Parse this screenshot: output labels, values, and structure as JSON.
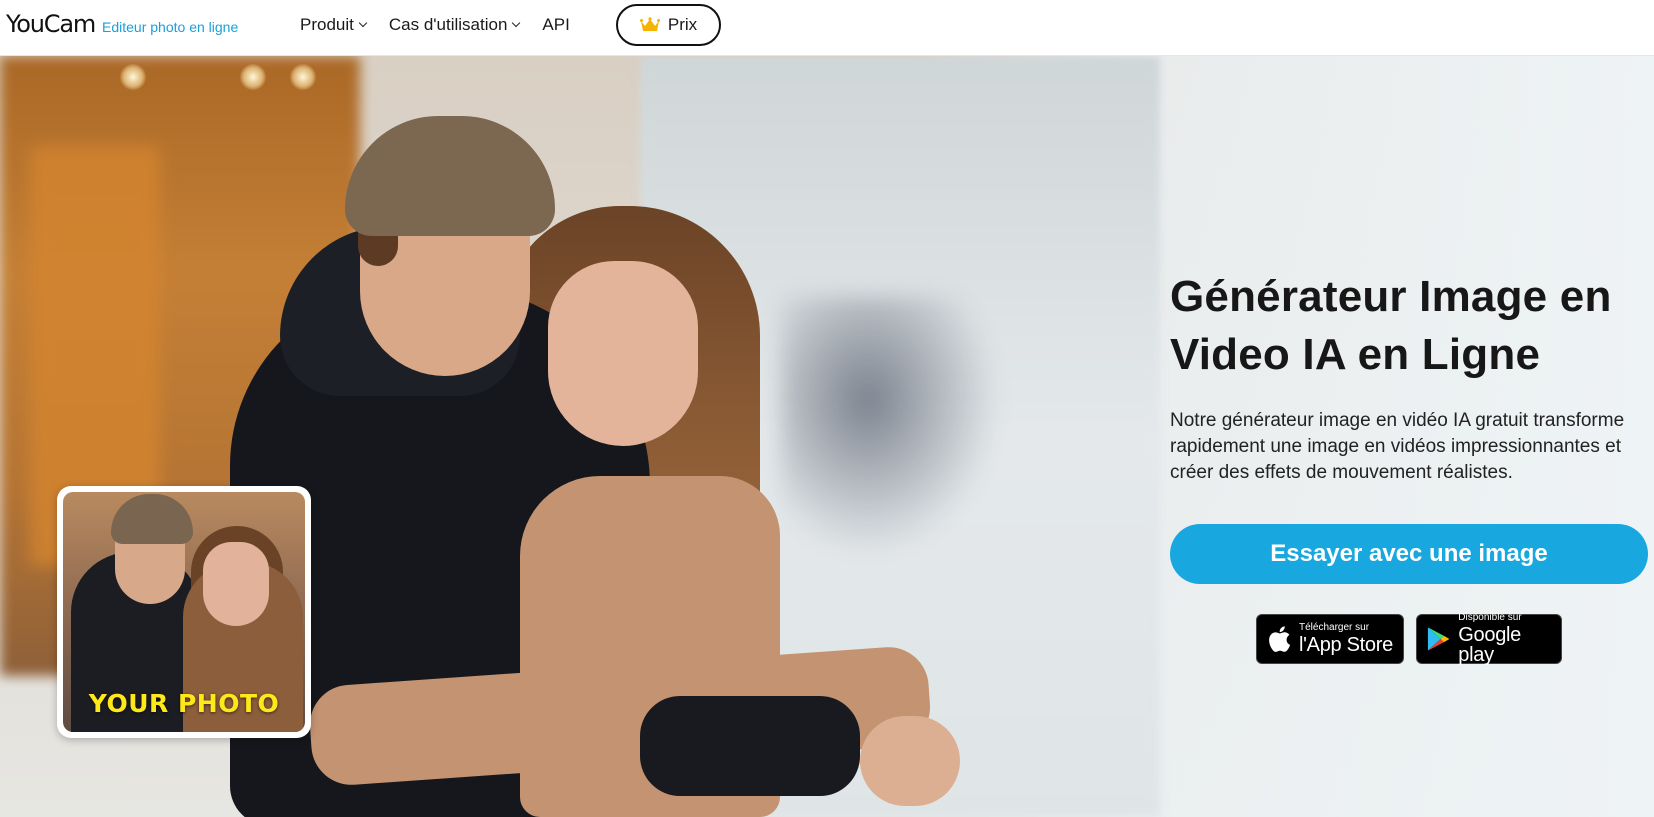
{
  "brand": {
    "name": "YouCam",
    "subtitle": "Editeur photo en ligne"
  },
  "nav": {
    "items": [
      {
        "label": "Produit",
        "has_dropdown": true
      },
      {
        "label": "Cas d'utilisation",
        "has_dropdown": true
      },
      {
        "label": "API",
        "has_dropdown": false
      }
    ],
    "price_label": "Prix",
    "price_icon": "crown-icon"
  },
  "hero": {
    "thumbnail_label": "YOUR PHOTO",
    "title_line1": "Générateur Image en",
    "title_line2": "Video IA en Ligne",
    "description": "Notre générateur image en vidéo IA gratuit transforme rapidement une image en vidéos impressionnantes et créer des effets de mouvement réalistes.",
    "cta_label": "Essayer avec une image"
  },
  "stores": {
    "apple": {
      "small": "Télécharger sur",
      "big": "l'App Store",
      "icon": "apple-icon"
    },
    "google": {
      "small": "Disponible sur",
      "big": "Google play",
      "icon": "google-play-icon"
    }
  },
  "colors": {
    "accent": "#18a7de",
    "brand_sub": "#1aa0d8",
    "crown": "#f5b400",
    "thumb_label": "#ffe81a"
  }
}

---+---

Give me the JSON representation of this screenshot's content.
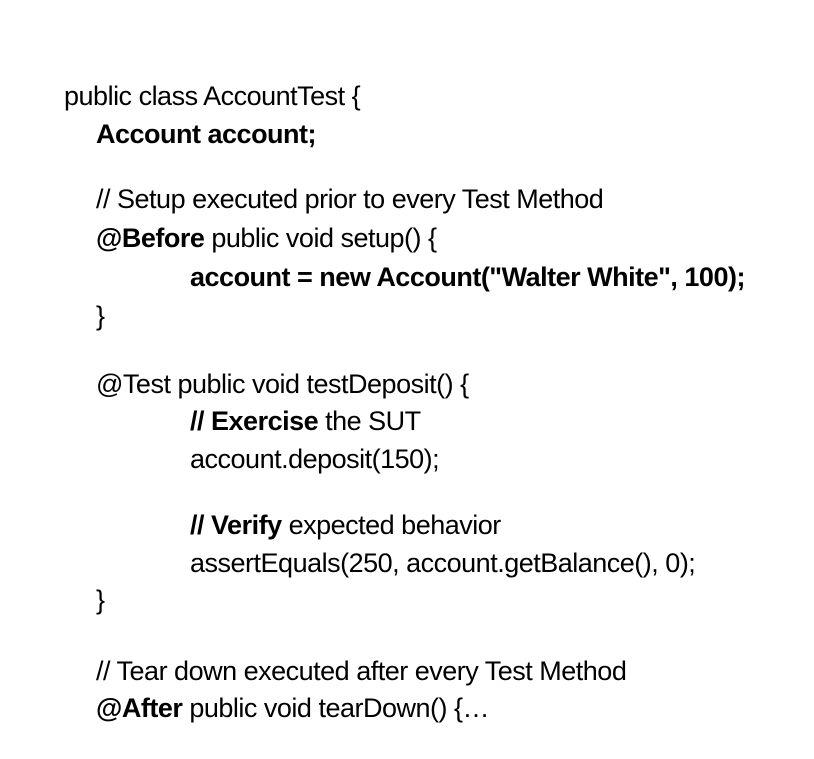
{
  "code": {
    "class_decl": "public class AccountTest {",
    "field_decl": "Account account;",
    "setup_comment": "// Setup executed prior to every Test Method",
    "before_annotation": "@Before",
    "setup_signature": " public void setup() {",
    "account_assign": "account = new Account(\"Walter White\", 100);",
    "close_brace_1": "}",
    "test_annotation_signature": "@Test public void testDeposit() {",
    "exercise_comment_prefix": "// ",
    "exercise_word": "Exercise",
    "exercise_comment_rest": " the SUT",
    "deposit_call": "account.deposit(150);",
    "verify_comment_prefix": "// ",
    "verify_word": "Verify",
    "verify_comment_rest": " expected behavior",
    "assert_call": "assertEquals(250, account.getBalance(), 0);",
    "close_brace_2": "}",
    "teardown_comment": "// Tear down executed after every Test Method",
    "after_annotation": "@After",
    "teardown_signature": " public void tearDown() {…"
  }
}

---+---

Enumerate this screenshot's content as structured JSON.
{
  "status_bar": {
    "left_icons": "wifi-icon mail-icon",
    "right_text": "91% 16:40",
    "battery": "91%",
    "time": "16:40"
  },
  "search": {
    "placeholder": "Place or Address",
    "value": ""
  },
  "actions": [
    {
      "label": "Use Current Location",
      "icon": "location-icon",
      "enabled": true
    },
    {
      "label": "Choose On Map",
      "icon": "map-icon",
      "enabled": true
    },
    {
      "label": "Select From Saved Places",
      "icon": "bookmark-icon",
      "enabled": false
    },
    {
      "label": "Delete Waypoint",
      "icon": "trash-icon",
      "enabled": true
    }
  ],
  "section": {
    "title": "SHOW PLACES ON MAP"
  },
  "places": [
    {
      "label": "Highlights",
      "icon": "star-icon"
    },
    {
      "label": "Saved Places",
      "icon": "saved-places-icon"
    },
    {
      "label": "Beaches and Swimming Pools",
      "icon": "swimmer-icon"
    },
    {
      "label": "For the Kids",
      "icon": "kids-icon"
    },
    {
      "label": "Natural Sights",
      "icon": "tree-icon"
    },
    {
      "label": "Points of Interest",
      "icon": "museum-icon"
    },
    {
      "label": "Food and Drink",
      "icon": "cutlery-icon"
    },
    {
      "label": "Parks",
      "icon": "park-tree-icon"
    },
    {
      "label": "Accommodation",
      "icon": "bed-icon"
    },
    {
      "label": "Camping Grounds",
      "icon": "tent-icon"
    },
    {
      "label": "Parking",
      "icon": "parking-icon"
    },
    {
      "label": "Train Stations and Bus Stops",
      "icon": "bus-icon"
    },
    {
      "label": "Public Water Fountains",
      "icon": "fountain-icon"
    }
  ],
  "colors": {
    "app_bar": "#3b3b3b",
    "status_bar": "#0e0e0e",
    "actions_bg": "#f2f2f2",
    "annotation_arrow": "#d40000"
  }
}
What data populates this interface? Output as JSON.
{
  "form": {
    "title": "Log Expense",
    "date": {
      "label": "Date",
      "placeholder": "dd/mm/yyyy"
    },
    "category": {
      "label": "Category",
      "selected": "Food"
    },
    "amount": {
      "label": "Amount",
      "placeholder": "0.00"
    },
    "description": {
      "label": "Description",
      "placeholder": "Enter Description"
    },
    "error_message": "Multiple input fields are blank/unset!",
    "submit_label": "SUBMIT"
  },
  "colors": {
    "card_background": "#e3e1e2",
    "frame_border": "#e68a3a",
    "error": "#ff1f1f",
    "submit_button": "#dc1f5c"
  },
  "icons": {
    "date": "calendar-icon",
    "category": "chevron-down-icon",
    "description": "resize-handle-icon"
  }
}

---+---

Short problem ▸ Report how many lines of the listing hold the string "content", giving only the number.

Answer below ▸ 2